- [REQUIREMENT] From the entries below, copy out every line with "Windows" in it.

[Extracted records]
* Start *

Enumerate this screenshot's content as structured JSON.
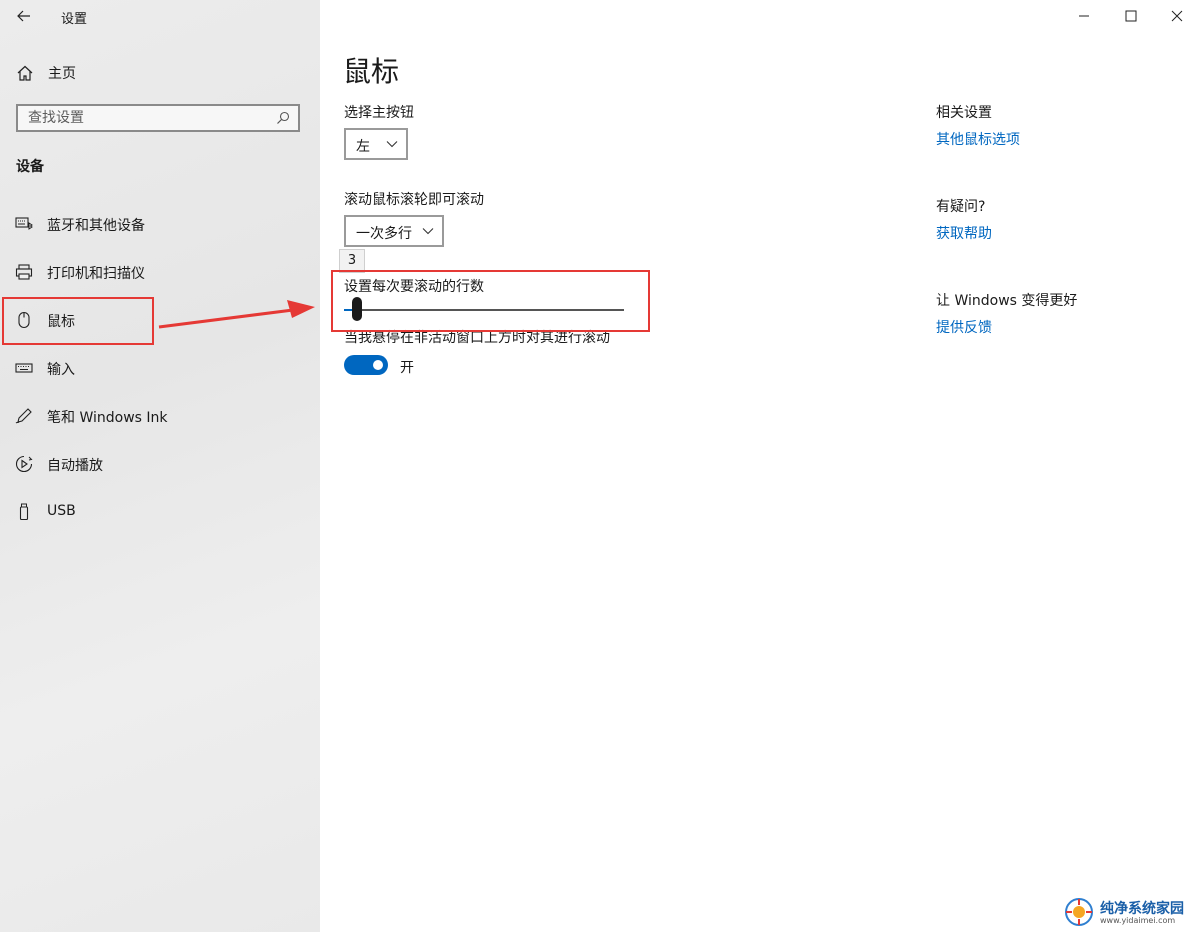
{
  "window": {
    "title": "设置"
  },
  "sidebar": {
    "home_label": "主页",
    "search_placeholder": "查找设置",
    "section_heading": "设备",
    "items": [
      {
        "label": "蓝牙和其他设备",
        "icon": "bluetooth-keyboard-icon"
      },
      {
        "label": "打印机和扫描仪",
        "icon": "printer-icon"
      },
      {
        "label": "鼠标",
        "icon": "mouse-icon"
      },
      {
        "label": "输入",
        "icon": "keyboard-icon"
      },
      {
        "label": "笔和 Windows Ink",
        "icon": "pen-icon"
      },
      {
        "label": "自动播放",
        "icon": "autoplay-icon"
      },
      {
        "label": "USB",
        "icon": "usb-icon"
      }
    ]
  },
  "main": {
    "page_title": "鼠标",
    "primary_button": {
      "label": "选择主按钮",
      "value": "左"
    },
    "scroll_mode": {
      "label": "滚动鼠标滚轮即可滚动",
      "value": "一次多行"
    },
    "lines_slider": {
      "label": "设置每次要滚动的行数",
      "value": "3",
      "fraction": 0.03
    },
    "inactive_scroll": {
      "label": "当我悬停在非活动窗口上方时对其进行滚动",
      "state": "开"
    }
  },
  "related": {
    "heading": "相关设置",
    "link": "其他鼠标选项",
    "question_heading": "有疑问?",
    "help_link": "获取帮助",
    "feedback_heading": "让 Windows 变得更好",
    "feedback_link": "提供反馈"
  },
  "watermark": {
    "title": "纯净系统家园",
    "url": "www.yidaimei.com"
  },
  "colors": {
    "accent": "#0067c0",
    "highlight": "#e53935"
  }
}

* End *

- [TASK SOLUTION]
        "label": "笔和 Windows Ink",
    "feedback_heading": "让 Windows 变得更好",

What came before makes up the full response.